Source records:
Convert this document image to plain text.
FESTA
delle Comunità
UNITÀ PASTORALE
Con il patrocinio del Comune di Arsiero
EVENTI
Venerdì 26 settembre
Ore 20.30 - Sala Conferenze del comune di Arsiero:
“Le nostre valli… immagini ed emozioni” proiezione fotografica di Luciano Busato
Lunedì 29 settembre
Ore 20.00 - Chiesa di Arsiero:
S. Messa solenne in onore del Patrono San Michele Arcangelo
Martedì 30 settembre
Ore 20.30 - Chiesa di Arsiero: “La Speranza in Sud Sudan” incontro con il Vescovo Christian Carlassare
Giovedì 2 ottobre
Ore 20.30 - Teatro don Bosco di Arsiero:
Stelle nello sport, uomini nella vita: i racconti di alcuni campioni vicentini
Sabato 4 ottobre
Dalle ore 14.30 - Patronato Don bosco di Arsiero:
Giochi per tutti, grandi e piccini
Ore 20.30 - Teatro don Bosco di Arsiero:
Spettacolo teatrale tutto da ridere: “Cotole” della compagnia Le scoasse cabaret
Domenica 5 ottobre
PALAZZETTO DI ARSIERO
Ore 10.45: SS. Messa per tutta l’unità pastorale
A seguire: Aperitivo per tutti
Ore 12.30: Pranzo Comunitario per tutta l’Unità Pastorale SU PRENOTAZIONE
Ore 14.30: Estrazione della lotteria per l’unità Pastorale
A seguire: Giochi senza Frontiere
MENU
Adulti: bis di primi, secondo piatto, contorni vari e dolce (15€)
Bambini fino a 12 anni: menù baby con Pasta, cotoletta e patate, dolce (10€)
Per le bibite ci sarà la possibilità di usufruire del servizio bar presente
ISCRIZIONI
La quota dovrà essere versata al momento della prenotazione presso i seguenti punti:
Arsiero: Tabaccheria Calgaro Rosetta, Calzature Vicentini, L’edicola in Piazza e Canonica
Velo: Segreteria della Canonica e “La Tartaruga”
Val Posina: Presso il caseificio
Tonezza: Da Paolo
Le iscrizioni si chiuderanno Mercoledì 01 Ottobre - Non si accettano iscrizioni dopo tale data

=== Stated problem ===
Take the entries above and copy them out exactly.

=== Result of this exercise ===
Convert this document image to plain text.
FESTA
delle Comunità
UNITÀ PASTORALE
Con il patrocinio del Comune di Arsiero
EVENTI
Venerdì 26 settembre
Ore 20.30 - Sala Conferenze del comune di Arsiero:
“Le nostre valli… immagini ed emozioni” proiezione fotografica di Luciano Busato
Lunedì 29 settembre
Ore 20.00 - Chiesa di Arsiero:
S. Messa solenne in onore del Patrono San Michele Arcangelo
Martedì 30 settembre
Ore 20.30 - Chiesa di Arsiero: “La Speranza in Sud Sudan” incontro con il Vescovo Christian Carlassare
Giovedì 2 ottobre
Ore 20.30 - Teatro don Bosco di Arsiero:
Stelle nello sport, uomini nella vita: i racconti di alcuni campioni vicentini
Sabato 4 ottobre
Dalle ore 14.30 - Patronato Don bosco di Arsiero:
Giochi per tutti, grandi e piccini
Ore 20.30 - Teatro don Bosco di Arsiero:
Spettacolo teatrale tutto da ridere: “Cotole” della compagnia Le scoasse cabaret
Domenica 5 ottobre
PALAZZETTO DI ARSIERO
Ore 10.45: SS. Messa per tutta l’unità pastorale
A seguire: Aperitivo per tutti
Ore 12.30: Pranzo Comunitario per tutta l’Unità Pastorale SU PRENOTAZIONE
Ore 14.30: Estrazione della lotteria per l’unità Pastorale
A seguire: Giochi senza Frontiere
MENU
Adulti: bis di primi, secondo piatto, contorni vari e dolce (15€)
Bambini fino a 12 anni: menù baby con Pasta, cotoletta e patate, dolce (10€)
Per le bibite ci sarà la possibilità di usufruire del servizio bar presente
ISCRIZIONI
La quota dovrà essere versata al momento della prenotazione presso i seguenti punti:
Arsiero: Tabaccheria Calgaro Rosetta, Calzature Vicentini, L’edicola in Piazza e Canonica
Velo: Segreteria della Canonica e “La Tartaruga”
Val Posina: Presso il caseificio
Tonezza: Da Paolo
Le iscrizioni si chiuderanno Mercoledì 01 Ottobre - Non si accettano iscrizioni dopo tale data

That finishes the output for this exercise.